*Given request*:
Reproduce the whole listing, character for character.

--- Begin Material ---

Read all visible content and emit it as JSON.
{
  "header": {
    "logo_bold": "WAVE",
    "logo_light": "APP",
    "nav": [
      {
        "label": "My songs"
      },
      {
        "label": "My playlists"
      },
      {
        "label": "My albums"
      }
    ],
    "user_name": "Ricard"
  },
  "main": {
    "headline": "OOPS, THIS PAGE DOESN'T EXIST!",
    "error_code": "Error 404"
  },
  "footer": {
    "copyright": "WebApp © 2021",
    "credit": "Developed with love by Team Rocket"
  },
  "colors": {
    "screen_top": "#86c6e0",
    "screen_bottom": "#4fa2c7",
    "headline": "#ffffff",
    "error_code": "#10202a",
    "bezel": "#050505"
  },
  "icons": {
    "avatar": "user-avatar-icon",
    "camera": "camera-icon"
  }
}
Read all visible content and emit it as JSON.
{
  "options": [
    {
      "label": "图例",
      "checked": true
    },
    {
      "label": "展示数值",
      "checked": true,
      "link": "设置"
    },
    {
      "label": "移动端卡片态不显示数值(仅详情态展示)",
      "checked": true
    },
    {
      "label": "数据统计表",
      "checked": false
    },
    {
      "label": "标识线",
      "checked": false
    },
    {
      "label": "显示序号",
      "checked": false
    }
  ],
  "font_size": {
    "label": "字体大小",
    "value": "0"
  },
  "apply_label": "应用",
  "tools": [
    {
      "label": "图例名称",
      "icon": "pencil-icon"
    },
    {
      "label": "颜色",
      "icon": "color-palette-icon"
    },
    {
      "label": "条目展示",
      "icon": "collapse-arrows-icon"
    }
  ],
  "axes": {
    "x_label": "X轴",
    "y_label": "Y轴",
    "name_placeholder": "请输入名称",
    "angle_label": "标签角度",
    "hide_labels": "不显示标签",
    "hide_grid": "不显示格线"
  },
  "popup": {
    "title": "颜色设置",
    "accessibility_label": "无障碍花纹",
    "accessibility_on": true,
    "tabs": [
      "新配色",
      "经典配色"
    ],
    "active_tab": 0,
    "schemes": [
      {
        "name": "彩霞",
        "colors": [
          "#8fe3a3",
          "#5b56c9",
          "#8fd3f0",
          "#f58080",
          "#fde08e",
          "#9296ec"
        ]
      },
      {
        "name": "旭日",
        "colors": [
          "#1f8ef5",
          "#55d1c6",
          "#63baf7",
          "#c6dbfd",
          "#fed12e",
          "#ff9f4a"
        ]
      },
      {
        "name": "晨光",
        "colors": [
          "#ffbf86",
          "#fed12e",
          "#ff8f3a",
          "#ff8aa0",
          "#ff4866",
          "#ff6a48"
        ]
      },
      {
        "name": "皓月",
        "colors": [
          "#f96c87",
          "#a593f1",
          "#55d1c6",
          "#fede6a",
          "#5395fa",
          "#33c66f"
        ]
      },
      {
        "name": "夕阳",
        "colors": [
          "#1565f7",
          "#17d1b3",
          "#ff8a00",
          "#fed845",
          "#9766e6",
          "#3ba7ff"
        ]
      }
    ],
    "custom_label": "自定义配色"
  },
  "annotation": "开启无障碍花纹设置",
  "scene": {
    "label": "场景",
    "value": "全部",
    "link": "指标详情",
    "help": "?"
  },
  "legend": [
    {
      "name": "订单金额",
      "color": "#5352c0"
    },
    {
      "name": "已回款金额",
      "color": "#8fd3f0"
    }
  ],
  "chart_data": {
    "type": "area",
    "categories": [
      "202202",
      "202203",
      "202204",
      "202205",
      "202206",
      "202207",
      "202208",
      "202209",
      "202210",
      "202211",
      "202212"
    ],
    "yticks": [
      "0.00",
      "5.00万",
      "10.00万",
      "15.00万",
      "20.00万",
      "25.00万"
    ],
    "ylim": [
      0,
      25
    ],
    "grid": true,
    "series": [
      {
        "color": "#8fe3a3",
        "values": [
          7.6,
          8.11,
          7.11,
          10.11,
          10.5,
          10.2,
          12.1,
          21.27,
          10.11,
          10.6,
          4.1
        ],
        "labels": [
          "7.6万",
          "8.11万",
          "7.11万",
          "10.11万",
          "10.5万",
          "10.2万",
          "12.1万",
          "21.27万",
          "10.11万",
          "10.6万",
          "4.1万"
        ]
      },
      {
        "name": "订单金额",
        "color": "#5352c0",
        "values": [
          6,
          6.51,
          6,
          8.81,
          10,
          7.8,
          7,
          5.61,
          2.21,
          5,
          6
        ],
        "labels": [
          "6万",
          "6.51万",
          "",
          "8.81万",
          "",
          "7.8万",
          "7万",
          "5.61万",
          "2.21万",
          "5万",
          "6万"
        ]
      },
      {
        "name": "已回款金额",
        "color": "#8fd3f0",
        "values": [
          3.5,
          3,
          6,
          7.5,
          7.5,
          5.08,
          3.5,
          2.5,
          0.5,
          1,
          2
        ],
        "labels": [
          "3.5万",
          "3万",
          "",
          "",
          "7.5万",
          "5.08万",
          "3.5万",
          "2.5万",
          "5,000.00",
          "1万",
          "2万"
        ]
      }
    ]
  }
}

--- End Material ---

*Answer to the exercise*:
Read all visible content and emit it as JSON.
{
  "header": {
    "logo_bold": "WAVE",
    "logo_light": "APP",
    "nav": [
      {
        "label": "My songs"
      },
      {
        "label": "My playlists"
      },
      {
        "label": "My albums"
      }
    ],
    "user_name": "Ricard"
  },
  "main": {
    "headline": "OOPS, THIS PAGE DOESN'T EXIST!",
    "error_code": "Error 404"
  },
  "footer": {
    "copyright": "WebApp © 2021",
    "credit": "Developed with love by Team Rocket"
  },
  "colors": {
    "screen_top": "#86c6e0",
    "screen_bottom": "#4fa2c7",
    "headline": "#ffffff",
    "error_code": "#10202a",
    "bezel": "#050505"
  },
  "icons": {
    "avatar": "user-avatar-icon",
    "camera": "camera-icon"
  }
}
Read all visible content and emit it as JSON.
{
  "options": [
    {
      "label": "图例",
      "checked": true
    },
    {
      "label": "展示数值",
      "checked": true,
      "link": "设置"
    },
    {
      "label": "移动端卡片态不显示数值(仅详情态展示)",
      "checked": true
    },
    {
      "label": "数据统计表",
      "checked": false
    },
    {
      "label": "标识线",
      "checked": false
    },
    {
      "label": "显示序号",
      "checked": false
    }
  ],
  "font_size": {
    "label": "字体大小",
    "value": "0"
  },
  "apply_label": "应用",
  "tools": [
    {
      "label": "图例名称",
      "icon": "pencil-icon"
    },
    {
      "label": "颜色",
      "icon": "color-palette-icon"
    },
    {
      "label": "条目展示",
      "icon": "collapse-arrows-icon"
    }
  ],
  "axes": {
    "x_label": "X轴",
    "y_label": "Y轴",
    "name_placeholder": "请输入名称",
    "angle_label": "标签角度",
    "hide_labels": "不显示标签",
    "hide_grid": "不显示格线"
  },
  "popup": {
    "title": "颜色设置",
    "accessibility_label": "无障碍花纹",
    "accessibility_on": true,
    "tabs": [
      "新配色",
      "经典配色"
    ],
    "active_tab": 0,
    "schemes": [
      {
        "name": "彩霞",
        "colors": [
          "#8fe3a3",
          "#5b56c9",
          "#8fd3f0",
          "#f58080",
          "#fde08e",
          "#9296ec"
        ]
      },
      {
        "name": "旭日",
        "colors": [
          "#1f8ef5",
          "#55d1c6",
          "#63baf7",
          "#c6dbfd",
          "#fed12e",
          "#ff9f4a"
        ]
      },
      {
        "name": "晨光",
        "colors": [
          "#ffbf86",
          "#fed12e",
          "#ff8f3a",
          "#ff8aa0",
          "#ff4866",
          "#ff6a48"
        ]
      },
      {
        "name": "皓月",
        "colors": [
          "#f96c87",
          "#a593f1",
          "#55d1c6",
          "#fede6a",
          "#5395fa",
          "#33c66f"
        ]
      },
      {
        "name": "夕阳",
        "colors": [
          "#1565f7",
          "#17d1b3",
          "#ff8a00",
          "#fed845",
          "#9766e6",
          "#3ba7ff"
        ]
      }
    ],
    "custom_label": "自定义配色"
  },
  "annotation": "开启无障碍花纹设置",
  "scene": {
    "label": "场景",
    "value": "全部",
    "link": "指标详情",
    "help": "?"
  },
  "legend": [
    {
      "name": "订单金额",
      "color": "#5352c0"
    },
    {
      "name": "已回款金额",
      "color": "#8fd3f0"
    }
  ],
  "chart_data": {
    "type": "area",
    "categories": [
      "202202",
      "202203",
      "202204",
      "202205",
      "202206",
      "202207",
      "202208",
      "202209",
      "202210",
      "202211",
      "202212"
    ],
    "yticks": [
      "0.00",
      "5.00万",
      "10.00万",
      "15.00万",
      "20.00万",
      "25.00万"
    ],
    "ylim": [
      0,
      25
    ],
    "grid": true,
    "series": [
      {
        "color": "#8fe3a3",
        "values": [
          7.6,
          8.11,
          7.11,
          10.11,
          10.5,
          10.2,
          12.1,
          21.27,
          10.11,
          10.6,
          4.1
        ],
        "labels": [
          "7.6万",
          "8.11万",
          "7.11万",
          "10.11万",
          "10.5万",
          "10.2万",
          "12.1万",
          "21.27万",
          "10.11万",
          "10.6万",
          "4.1万"
        ]
      },
      {
        "name": "订单金额",
        "color": "#5352c0",
        "values": [
          6,
          6.51,
          6,
          8.81,
          10,
          7.8,
          7,
          5.61,
          2.21,
          5,
          6
        ],
        "labels": [
          "6万",
          "6.51万",
          "",
          "8.81万",
          "",
          "7.8万",
          "7万",
          "5.61万",
          "2.21万",
          "5万",
          "6万"
        ]
      },
      {
        "name": "已回款金额",
        "color": "#8fd3f0",
        "values": [
          3.5,
          3,
          6,
          7.5,
          7.5,
          5.08,
          3.5,
          2.5,
          0.5,
          1,
          2
        ],
        "labels": [
          "3.5万",
          "3万",
          "",
          "",
          "7.5万",
          "5.08万",
          "3.5万",
          "2.5万",
          "5,000.00",
          "1万",
          "2万"
        ]
      }
    ]
  }
}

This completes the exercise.